━━━━━ EXERCISE MATERIALS ━━━━━

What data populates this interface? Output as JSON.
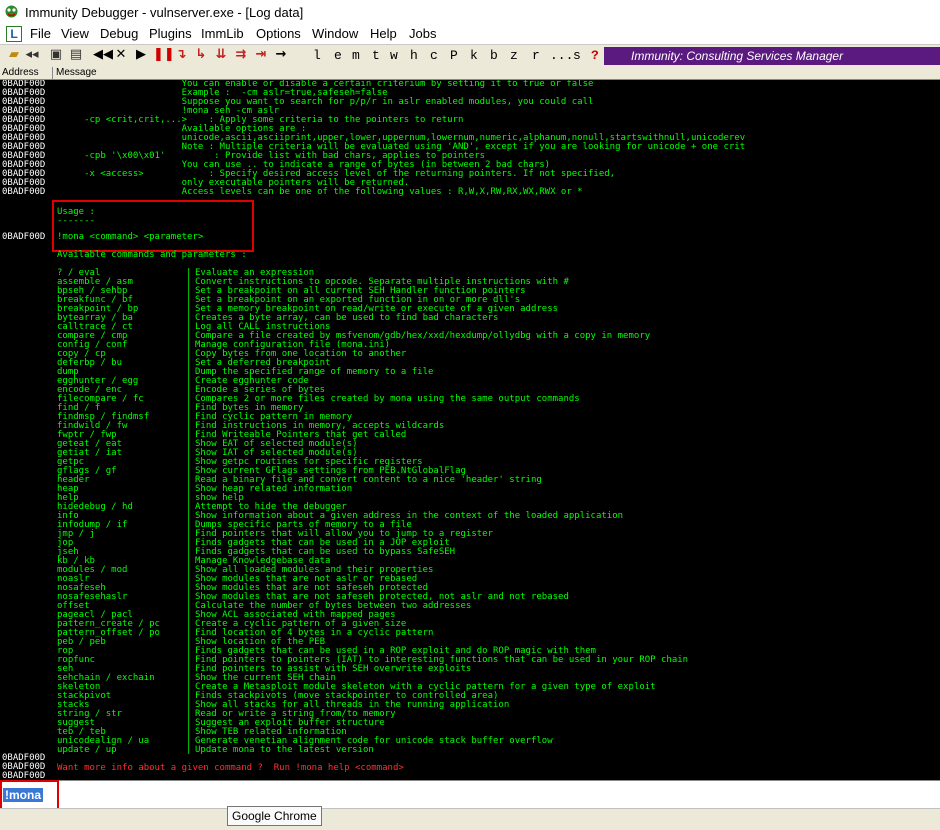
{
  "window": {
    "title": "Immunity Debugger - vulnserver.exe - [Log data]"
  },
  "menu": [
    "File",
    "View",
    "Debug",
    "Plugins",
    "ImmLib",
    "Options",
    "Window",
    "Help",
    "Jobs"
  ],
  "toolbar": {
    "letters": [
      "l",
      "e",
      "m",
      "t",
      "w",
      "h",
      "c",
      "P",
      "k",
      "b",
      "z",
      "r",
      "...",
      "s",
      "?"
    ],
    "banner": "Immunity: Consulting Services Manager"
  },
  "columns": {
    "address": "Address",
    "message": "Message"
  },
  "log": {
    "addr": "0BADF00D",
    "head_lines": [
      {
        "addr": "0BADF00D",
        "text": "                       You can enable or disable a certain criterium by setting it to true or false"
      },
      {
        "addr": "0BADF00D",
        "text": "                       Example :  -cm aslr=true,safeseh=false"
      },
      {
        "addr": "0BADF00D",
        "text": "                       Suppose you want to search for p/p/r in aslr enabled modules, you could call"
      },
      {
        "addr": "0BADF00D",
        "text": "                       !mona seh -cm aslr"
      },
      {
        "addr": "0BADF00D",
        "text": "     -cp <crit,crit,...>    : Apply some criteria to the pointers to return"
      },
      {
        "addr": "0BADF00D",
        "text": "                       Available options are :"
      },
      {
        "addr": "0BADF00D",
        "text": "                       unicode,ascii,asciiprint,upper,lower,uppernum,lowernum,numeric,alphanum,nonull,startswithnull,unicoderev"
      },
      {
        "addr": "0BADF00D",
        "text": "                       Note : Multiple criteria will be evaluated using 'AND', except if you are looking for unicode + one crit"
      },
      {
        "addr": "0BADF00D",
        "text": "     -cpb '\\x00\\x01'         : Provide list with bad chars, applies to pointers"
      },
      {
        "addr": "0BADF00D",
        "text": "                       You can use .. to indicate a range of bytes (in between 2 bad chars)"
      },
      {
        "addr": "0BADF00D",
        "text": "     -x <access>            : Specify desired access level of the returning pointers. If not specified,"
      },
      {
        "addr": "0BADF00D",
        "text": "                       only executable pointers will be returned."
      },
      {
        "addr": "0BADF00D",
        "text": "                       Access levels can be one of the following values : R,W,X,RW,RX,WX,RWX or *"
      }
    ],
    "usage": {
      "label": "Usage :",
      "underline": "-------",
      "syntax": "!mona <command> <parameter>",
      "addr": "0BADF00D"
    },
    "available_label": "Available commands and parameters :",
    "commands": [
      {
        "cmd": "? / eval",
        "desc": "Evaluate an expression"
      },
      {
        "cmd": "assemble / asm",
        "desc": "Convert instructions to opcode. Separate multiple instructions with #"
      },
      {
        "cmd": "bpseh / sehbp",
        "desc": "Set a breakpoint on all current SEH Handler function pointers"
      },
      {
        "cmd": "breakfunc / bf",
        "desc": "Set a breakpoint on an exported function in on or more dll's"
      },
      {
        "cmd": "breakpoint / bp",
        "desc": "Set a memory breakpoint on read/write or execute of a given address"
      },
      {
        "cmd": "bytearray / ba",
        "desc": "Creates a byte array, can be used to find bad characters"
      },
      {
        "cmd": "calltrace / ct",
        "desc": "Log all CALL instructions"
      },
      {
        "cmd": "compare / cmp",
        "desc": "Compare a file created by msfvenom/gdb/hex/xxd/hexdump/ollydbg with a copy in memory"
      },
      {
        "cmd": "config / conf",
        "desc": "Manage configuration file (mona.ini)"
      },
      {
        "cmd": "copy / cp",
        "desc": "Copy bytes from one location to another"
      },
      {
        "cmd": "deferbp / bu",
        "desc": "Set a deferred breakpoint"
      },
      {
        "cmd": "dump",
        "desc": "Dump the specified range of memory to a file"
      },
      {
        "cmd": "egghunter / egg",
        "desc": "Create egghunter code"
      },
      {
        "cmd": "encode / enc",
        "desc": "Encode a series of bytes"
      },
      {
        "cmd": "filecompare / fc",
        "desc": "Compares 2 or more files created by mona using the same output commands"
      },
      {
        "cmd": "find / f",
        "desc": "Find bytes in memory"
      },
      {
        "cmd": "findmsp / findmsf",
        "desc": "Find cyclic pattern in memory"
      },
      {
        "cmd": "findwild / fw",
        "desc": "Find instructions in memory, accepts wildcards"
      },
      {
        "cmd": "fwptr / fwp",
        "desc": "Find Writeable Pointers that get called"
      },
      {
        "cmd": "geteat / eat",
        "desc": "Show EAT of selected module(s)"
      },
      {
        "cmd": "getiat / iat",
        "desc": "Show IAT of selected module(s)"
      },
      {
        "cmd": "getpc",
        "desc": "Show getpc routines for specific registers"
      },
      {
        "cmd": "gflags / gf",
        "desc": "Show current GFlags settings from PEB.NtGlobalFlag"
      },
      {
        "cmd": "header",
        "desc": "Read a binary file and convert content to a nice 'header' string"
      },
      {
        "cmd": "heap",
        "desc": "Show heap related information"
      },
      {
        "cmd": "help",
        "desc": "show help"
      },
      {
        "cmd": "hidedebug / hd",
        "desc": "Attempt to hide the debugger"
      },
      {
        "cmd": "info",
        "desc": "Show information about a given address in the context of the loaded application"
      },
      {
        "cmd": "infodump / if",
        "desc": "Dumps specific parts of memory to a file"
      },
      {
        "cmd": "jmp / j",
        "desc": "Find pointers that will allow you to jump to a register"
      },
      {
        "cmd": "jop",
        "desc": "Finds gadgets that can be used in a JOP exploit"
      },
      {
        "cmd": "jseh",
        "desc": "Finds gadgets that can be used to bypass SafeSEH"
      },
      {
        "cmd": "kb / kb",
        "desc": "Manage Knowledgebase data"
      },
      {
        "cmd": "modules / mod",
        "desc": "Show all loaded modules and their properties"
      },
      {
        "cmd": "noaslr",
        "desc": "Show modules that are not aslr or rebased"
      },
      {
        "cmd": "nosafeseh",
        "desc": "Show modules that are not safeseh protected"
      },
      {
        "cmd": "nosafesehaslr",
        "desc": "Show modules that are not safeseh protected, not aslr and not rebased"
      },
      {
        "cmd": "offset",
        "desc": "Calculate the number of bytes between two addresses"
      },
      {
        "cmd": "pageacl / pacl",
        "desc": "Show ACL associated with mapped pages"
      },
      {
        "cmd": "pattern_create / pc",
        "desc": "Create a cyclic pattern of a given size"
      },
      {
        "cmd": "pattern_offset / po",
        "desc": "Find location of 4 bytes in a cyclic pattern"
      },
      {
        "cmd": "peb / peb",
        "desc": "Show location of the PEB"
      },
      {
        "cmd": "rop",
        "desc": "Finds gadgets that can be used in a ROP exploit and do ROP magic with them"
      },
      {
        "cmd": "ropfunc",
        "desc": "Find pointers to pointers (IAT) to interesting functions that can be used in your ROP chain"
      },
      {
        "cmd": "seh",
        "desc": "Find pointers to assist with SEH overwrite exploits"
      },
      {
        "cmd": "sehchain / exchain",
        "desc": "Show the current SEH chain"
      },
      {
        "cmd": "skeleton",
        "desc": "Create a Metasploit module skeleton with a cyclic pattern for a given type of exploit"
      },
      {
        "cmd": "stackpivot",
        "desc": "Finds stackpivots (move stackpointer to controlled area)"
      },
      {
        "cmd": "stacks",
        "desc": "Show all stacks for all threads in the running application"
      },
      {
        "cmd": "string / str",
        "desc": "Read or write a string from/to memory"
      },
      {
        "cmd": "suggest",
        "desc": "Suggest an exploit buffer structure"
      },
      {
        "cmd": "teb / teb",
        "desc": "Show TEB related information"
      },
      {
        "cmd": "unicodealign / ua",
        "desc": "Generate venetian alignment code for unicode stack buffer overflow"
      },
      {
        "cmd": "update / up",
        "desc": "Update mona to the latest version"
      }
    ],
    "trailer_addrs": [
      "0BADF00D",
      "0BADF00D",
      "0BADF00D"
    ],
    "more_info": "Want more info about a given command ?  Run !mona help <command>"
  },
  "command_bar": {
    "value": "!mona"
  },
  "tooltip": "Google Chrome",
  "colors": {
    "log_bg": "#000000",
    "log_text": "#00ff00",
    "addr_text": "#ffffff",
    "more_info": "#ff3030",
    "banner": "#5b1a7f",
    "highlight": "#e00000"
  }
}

━━━━━

Write out every line of the listing that holds the word "used".

== TASK ANSWER ==
        "desc": "Creates a byte array, can be used to find bad characters"
        "desc": "Finds gadgets that can be used in a JOP exploit"
        "desc": "Finds gadgets that can be used to bypass SafeSEH"
        "desc": "Finds gadgets that can be used in a ROP exploit and do ROP magic with them"
        "desc": "Find pointers to pointers (IAT) to interesting functions that can be used in your ROP chain"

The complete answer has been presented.